Recorded data
>> BEGIN

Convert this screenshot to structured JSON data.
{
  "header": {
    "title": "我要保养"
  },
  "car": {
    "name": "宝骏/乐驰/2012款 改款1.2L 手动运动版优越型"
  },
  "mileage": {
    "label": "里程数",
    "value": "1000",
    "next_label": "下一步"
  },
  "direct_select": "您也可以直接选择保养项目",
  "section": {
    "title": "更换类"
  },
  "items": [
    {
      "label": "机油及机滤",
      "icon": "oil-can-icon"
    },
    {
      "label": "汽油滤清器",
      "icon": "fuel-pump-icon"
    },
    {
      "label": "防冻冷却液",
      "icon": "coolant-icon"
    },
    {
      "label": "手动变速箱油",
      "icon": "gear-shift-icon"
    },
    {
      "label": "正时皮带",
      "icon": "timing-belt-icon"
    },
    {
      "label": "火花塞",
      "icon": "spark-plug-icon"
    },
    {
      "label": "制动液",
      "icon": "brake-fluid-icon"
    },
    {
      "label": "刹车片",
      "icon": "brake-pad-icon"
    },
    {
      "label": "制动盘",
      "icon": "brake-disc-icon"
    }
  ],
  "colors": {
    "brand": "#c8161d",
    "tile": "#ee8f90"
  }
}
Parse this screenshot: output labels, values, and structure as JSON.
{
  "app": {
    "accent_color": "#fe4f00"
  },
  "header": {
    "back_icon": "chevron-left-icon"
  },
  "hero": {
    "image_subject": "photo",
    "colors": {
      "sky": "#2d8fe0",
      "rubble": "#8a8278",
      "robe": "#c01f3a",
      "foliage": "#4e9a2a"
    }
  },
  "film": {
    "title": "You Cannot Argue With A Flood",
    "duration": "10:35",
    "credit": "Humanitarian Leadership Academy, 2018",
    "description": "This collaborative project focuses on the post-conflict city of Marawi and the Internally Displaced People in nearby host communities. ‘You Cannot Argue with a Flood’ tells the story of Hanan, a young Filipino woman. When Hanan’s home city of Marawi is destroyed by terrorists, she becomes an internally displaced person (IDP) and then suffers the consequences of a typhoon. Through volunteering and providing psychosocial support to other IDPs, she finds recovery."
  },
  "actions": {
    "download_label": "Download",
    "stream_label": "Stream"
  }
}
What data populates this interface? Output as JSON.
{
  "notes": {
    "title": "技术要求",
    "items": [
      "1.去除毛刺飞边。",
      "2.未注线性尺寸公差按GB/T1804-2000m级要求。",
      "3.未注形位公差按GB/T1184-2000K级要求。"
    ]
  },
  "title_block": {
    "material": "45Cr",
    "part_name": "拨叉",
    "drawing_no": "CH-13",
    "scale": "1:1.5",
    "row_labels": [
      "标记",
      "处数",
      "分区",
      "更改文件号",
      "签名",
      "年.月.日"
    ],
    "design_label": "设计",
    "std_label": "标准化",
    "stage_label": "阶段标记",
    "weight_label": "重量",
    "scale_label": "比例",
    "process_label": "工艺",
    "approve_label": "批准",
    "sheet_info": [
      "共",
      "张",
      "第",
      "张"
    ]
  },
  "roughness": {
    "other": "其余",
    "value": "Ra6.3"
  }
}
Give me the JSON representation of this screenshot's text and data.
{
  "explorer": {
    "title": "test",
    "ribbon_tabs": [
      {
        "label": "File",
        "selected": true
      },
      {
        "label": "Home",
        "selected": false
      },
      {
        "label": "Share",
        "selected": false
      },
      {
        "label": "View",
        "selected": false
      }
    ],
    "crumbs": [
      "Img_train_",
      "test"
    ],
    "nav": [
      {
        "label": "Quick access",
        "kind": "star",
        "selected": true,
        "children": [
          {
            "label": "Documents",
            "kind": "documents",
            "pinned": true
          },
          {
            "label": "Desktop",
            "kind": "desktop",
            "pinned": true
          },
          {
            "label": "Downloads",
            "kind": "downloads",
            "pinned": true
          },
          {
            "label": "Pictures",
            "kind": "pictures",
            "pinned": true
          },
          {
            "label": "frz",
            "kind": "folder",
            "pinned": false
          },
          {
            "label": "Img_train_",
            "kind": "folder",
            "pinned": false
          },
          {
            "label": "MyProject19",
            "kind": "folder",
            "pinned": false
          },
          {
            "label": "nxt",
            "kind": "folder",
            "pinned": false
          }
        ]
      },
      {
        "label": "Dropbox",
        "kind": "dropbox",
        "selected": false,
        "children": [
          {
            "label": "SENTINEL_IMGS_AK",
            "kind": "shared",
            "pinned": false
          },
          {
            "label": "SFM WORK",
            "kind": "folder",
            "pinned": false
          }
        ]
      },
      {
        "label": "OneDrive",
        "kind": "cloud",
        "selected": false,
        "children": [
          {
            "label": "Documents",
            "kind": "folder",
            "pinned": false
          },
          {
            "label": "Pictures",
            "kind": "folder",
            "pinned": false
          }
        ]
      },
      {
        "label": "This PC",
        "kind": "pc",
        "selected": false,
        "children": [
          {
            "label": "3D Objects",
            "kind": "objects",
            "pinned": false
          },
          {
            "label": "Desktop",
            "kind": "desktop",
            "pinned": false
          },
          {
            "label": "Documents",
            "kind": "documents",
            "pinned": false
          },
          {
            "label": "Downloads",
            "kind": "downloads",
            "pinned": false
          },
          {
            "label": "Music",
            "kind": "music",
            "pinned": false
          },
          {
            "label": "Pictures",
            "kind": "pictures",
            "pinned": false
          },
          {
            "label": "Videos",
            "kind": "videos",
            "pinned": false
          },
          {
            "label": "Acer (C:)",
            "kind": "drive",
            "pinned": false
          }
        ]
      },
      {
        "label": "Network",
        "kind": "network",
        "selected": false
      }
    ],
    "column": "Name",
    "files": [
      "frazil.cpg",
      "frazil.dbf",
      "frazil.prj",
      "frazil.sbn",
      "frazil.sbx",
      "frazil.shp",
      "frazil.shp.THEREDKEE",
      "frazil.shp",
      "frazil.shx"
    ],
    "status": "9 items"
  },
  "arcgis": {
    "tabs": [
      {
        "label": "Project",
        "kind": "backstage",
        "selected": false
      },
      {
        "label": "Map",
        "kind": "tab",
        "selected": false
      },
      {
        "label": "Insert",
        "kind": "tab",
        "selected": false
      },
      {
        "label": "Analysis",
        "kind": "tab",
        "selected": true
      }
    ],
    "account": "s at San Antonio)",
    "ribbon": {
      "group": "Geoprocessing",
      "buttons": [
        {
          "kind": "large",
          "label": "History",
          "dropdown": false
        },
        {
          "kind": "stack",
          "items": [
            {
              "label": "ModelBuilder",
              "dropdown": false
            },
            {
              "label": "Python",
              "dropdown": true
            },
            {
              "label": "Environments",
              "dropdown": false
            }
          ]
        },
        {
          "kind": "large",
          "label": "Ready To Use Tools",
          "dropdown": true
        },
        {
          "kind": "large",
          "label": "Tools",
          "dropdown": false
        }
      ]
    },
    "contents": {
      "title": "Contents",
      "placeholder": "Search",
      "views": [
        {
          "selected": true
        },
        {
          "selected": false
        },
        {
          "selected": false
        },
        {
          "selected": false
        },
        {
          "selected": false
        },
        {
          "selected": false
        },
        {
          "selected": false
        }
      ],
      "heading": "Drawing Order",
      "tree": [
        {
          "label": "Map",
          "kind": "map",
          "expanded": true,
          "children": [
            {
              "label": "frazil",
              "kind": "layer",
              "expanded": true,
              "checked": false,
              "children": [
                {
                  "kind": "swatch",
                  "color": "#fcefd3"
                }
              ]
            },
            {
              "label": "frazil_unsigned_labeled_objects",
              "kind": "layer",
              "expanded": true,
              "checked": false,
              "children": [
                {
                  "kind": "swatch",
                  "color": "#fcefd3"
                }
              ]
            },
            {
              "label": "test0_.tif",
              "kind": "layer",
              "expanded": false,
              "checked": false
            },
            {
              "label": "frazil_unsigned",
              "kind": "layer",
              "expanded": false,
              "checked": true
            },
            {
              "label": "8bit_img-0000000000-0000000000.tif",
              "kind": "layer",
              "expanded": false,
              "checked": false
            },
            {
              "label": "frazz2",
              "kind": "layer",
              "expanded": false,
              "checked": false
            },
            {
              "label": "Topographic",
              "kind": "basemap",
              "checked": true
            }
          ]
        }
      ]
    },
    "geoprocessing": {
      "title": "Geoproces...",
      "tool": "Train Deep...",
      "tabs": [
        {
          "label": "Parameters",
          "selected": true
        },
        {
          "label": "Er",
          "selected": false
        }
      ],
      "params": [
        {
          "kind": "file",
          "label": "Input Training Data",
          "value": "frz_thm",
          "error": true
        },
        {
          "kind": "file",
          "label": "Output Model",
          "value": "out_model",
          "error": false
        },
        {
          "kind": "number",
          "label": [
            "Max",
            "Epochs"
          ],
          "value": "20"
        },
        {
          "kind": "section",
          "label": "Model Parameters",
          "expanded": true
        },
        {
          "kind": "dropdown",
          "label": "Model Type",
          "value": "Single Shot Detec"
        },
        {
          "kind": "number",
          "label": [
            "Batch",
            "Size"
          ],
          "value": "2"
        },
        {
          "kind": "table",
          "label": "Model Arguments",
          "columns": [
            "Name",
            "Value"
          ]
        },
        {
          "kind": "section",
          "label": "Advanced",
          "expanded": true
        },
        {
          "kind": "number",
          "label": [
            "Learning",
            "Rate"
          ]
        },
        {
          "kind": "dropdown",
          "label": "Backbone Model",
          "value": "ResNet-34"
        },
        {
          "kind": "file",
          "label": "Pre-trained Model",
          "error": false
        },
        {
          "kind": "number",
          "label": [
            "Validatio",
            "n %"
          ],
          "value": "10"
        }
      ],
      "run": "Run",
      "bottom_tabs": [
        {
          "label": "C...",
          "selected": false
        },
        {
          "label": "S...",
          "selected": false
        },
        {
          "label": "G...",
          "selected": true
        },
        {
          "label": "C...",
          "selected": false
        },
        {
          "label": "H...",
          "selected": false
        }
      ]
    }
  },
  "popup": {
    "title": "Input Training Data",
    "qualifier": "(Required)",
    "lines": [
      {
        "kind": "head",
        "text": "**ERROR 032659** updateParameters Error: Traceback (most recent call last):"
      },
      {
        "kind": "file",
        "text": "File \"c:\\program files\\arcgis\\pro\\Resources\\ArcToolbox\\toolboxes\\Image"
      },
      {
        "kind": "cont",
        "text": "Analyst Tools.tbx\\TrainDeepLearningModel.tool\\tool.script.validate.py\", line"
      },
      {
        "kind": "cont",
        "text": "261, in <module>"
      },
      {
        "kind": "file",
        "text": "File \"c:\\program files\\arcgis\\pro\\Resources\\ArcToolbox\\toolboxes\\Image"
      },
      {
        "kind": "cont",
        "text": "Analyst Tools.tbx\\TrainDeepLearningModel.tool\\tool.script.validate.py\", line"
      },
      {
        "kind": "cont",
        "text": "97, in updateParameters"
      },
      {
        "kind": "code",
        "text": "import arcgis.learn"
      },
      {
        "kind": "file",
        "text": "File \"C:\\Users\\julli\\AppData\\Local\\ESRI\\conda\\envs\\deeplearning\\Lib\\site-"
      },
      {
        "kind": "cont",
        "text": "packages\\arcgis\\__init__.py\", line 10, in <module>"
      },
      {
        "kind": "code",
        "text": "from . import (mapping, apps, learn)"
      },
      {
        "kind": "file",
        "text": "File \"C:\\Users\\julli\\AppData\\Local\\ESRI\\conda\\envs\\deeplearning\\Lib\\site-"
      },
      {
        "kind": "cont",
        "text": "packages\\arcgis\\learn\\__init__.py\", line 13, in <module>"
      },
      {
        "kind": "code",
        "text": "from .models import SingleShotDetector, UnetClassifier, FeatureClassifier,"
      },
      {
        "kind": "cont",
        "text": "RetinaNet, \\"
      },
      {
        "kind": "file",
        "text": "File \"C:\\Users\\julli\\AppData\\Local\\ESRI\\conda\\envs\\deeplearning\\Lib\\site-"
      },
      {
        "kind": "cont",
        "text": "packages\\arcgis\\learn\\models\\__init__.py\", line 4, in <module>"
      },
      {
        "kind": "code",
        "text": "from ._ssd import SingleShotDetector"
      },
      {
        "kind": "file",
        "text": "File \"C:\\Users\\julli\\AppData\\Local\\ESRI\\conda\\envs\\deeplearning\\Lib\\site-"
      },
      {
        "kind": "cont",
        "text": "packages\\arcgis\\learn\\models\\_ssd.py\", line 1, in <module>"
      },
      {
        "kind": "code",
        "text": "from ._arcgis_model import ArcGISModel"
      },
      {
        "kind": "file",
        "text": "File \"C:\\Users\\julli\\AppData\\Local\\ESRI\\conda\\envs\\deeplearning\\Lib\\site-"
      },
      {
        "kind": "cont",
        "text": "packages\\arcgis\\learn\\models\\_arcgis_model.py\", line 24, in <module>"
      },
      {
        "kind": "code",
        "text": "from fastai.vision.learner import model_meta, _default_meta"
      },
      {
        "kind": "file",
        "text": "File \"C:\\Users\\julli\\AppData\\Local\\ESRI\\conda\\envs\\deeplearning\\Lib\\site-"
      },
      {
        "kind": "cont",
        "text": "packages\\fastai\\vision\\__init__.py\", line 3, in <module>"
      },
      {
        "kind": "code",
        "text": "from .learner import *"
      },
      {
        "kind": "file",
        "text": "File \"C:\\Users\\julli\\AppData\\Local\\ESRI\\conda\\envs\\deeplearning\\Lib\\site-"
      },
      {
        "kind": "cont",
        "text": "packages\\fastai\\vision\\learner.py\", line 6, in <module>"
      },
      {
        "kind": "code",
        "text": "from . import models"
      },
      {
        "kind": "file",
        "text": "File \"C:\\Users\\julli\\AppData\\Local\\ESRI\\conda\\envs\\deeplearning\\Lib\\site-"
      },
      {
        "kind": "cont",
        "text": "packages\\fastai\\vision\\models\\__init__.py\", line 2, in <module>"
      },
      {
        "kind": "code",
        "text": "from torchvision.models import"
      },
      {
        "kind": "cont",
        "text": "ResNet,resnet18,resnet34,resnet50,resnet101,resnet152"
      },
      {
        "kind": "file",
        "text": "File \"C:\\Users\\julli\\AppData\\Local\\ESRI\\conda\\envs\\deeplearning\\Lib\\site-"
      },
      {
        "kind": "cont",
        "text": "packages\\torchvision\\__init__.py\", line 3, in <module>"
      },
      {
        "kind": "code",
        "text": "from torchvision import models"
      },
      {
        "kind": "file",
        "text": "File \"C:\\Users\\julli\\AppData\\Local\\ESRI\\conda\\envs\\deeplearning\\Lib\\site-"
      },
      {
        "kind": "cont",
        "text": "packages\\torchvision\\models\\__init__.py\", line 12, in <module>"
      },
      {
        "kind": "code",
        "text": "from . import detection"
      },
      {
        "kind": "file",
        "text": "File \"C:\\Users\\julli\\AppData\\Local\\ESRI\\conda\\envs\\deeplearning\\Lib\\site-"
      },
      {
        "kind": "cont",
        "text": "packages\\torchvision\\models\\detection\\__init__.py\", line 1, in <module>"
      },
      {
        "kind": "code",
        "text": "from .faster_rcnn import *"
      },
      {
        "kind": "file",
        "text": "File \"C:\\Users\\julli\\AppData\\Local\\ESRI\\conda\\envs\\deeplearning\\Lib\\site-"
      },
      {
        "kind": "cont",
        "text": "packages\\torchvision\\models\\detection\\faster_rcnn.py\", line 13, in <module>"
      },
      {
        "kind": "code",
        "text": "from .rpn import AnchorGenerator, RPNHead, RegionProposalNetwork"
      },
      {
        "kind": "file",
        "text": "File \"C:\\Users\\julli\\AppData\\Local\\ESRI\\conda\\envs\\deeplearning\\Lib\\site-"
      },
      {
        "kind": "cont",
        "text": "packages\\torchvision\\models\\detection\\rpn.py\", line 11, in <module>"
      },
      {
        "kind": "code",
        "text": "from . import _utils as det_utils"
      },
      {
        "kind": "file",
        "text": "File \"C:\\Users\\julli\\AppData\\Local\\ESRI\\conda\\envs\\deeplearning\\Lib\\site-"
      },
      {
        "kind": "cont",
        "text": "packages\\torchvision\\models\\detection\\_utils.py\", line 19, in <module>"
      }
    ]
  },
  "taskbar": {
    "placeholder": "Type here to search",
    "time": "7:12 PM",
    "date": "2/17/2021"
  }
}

>> END

### Your task
In the listing above, locate each line with "placeholder" and copy it.

### Expected answer
      "placeholder": "Search",
    "placeholder": "Type here to search",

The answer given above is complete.